╭─ Task inputs
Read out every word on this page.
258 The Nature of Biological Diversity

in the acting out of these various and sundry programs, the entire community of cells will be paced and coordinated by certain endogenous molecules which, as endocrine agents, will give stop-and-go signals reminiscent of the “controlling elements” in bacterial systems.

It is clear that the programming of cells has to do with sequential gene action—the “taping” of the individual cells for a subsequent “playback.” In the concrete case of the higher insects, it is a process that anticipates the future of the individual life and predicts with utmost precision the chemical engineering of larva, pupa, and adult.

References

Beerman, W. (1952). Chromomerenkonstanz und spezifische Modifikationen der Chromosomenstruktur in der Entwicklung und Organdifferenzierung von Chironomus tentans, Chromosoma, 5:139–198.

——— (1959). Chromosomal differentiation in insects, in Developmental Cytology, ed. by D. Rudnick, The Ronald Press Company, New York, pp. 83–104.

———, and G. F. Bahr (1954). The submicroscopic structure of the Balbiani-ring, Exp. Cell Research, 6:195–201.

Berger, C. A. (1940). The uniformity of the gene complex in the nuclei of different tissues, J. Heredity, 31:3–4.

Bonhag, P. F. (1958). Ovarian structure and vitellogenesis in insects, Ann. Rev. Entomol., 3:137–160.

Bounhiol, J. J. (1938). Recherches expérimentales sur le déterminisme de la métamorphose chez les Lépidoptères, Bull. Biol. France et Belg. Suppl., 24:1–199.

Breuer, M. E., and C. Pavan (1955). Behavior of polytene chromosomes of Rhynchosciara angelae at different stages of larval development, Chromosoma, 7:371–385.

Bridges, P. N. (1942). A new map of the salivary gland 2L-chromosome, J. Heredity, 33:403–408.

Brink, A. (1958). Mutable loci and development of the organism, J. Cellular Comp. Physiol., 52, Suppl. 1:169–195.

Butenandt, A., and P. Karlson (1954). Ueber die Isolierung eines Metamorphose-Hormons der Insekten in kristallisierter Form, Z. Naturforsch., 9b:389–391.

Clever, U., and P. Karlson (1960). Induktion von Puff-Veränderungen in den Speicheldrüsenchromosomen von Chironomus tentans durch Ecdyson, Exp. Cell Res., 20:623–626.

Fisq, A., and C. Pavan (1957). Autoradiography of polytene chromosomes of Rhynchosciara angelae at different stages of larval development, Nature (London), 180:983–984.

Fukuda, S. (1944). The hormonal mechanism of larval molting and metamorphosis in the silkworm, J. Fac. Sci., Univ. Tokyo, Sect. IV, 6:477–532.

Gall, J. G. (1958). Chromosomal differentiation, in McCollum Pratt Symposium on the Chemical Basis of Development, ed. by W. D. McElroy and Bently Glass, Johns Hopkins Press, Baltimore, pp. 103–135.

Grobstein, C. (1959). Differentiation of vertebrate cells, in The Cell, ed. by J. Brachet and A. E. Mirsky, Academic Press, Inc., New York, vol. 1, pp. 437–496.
╰─
╭─ Task inputs
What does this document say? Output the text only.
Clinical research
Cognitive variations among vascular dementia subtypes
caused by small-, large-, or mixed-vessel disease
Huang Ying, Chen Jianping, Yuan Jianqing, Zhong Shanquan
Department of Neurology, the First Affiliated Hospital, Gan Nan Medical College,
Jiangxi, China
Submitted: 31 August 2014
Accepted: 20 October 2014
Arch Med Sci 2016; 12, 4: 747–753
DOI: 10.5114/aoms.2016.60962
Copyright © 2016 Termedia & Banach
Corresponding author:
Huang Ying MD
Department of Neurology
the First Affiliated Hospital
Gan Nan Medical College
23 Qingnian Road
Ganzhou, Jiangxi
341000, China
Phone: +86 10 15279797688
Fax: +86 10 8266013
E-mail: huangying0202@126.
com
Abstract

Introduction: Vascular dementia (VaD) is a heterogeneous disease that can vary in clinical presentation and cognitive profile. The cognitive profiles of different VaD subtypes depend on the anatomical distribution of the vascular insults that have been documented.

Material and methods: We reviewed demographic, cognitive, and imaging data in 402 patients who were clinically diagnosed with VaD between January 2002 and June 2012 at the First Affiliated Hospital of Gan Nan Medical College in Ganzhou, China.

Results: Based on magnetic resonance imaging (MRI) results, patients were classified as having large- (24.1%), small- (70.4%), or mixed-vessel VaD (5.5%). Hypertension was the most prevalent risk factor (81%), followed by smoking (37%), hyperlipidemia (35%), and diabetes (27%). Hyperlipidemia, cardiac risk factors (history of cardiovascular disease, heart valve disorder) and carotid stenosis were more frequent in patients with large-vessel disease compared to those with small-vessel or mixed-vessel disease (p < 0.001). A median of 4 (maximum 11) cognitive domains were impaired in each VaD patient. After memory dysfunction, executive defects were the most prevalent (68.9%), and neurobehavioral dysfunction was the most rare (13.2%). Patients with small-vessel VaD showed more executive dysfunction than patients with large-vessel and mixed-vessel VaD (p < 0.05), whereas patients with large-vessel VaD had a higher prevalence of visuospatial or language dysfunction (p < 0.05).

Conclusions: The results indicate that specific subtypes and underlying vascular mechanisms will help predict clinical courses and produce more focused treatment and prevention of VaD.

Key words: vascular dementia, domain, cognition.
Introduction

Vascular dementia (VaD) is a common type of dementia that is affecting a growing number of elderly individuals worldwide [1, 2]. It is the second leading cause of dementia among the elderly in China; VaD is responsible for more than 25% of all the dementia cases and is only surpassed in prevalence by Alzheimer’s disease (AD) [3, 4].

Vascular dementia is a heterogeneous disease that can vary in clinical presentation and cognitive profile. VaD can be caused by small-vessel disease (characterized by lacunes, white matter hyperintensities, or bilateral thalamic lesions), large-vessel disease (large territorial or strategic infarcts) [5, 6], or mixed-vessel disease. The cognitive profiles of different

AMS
╰─
* **What is needed**
In the entries above, identify each line that includes the string "only", then copy it.

* **Reply**
What does this document say? Output the text only.
Vascular dementia (VaD) is a common type of dementia that is affecting a growing number of elderly individuals worldwide [1, 2]. It is the second leading cause of dementia among the elderly in China; VaD is responsible for more than 25% of all the dementia cases and is only surpassed in prevalence by Alzheimer’s disease (AD) [3, 4].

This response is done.